## THE REQUEST
The records below must be written out exactly, with every picture left behind.

## DATASET EXCERPTS
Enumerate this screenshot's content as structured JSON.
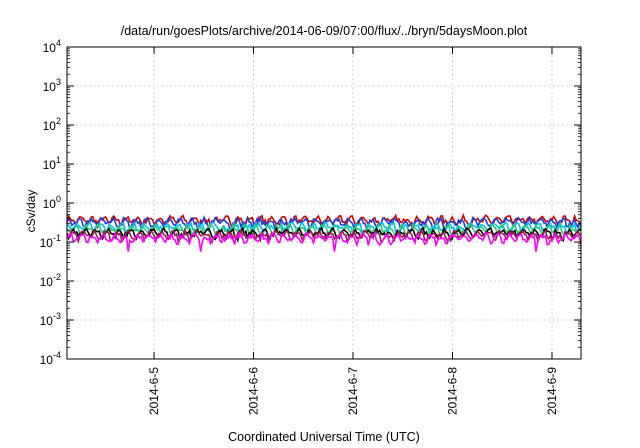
{
  "chart_data": {
    "type": "line",
    "title": "/data/run/goesPlots/archive/2014-06-09/07:00/flux/../bryn/5daysMoon.plot",
    "xlabel": "Coordinated Universal Time (UTC)",
    "ylabel": "cSv/day",
    "yscale": "log",
    "ylim": [
      0.0001,
      10000
    ],
    "xlim": [
      "2014-06-04 03:00",
      "2014-06-09 07:00"
    ],
    "y_ticks": [
      {
        "value": 0.0001,
        "base": "10",
        "exp": "-4"
      },
      {
        "value": 0.001,
        "base": "10",
        "exp": "-3"
      },
      {
        "value": 0.01,
        "base": "10",
        "exp": "-2"
      },
      {
        "value": 0.1,
        "base": "10",
        "exp": "-1"
      },
      {
        "value": 1,
        "base": "10",
        "exp": "0"
      },
      {
        "value": 10,
        "base": "10",
        "exp": "1"
      },
      {
        "value": 100,
        "base": "10",
        "exp": "2"
      },
      {
        "value": 1000,
        "base": "10",
        "exp": "3"
      },
      {
        "value": 10000,
        "base": "10",
        "exp": "4"
      }
    ],
    "x_ticks": [
      {
        "value": "2014-06-05 00:00",
        "label": "2014-6-5"
      },
      {
        "value": "2014-06-06 00:00",
        "label": "2014-6-6"
      },
      {
        "value": "2014-06-07 00:00",
        "label": "2014-6-7"
      },
      {
        "value": "2014-06-08 00:00",
        "label": "2014-6-8"
      },
      {
        "value": "2014-06-09 00:00",
        "label": "2014-6-9"
      }
    ],
    "grid": true,
    "series": [
      {
        "color": "#d40000",
        "level": 0.36
      },
      {
        "color": "#1f3fd6",
        "level": 0.32
      },
      {
        "color": "#00bfff",
        "level": 0.24
      },
      {
        "color": "#2ecc71",
        "level": 0.21
      },
      {
        "color": "#000000",
        "level": 0.17
      },
      {
        "color": "#9a1f50",
        "level": 0.15
      },
      {
        "color": "#ff00ff",
        "level": 0.125
      }
    ]
  }
}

## EXERCISE OUTPUT
Enumerate this screenshot's content as structured JSON.
{
  "chart_data": {
    "type": "line",
    "title": "/data/run/goesPlots/archive/2014-06-09/07:00/flux/../bryn/5daysMoon.plot",
    "xlabel": "Coordinated Universal Time (UTC)",
    "ylabel": "cSv/day",
    "yscale": "log",
    "ylim": [
      0.0001,
      10000
    ],
    "xlim": [
      "2014-06-04 03:00",
      "2014-06-09 07:00"
    ],
    "y_ticks": [
      {
        "value": 0.0001,
        "base": "10",
        "exp": "-4"
      },
      {
        "value": 0.001,
        "base": "10",
        "exp": "-3"
      },
      {
        "value": 0.01,
        "base": "10",
        "exp": "-2"
      },
      {
        "value": 0.1,
        "base": "10",
        "exp": "-1"
      },
      {
        "value": 1,
        "base": "10",
        "exp": "0"
      },
      {
        "value": 10,
        "base": "10",
        "exp": "1"
      },
      {
        "value": 100,
        "base": "10",
        "exp": "2"
      },
      {
        "value": 1000,
        "base": "10",
        "exp": "3"
      },
      {
        "value": 10000,
        "base": "10",
        "exp": "4"
      }
    ],
    "x_ticks": [
      {
        "value": "2014-06-05 00:00",
        "label": "2014-6-5"
      },
      {
        "value": "2014-06-06 00:00",
        "label": "2014-6-6"
      },
      {
        "value": "2014-06-07 00:00",
        "label": "2014-6-7"
      },
      {
        "value": "2014-06-08 00:00",
        "label": "2014-6-8"
      },
      {
        "value": "2014-06-09 00:00",
        "label": "2014-6-9"
      }
    ],
    "grid": true,
    "series": [
      {
        "color": "#d40000",
        "level": 0.36
      },
      {
        "color": "#1f3fd6",
        "level": 0.32
      },
      {
        "color": "#00bfff",
        "level": 0.24
      },
      {
        "color": "#2ecc71",
        "level": 0.21
      },
      {
        "color": "#000000",
        "level": 0.17
      },
      {
        "color": "#9a1f50",
        "level": 0.15
      },
      {
        "color": "#ff00ff",
        "level": 0.125
      }
    ]
  }
}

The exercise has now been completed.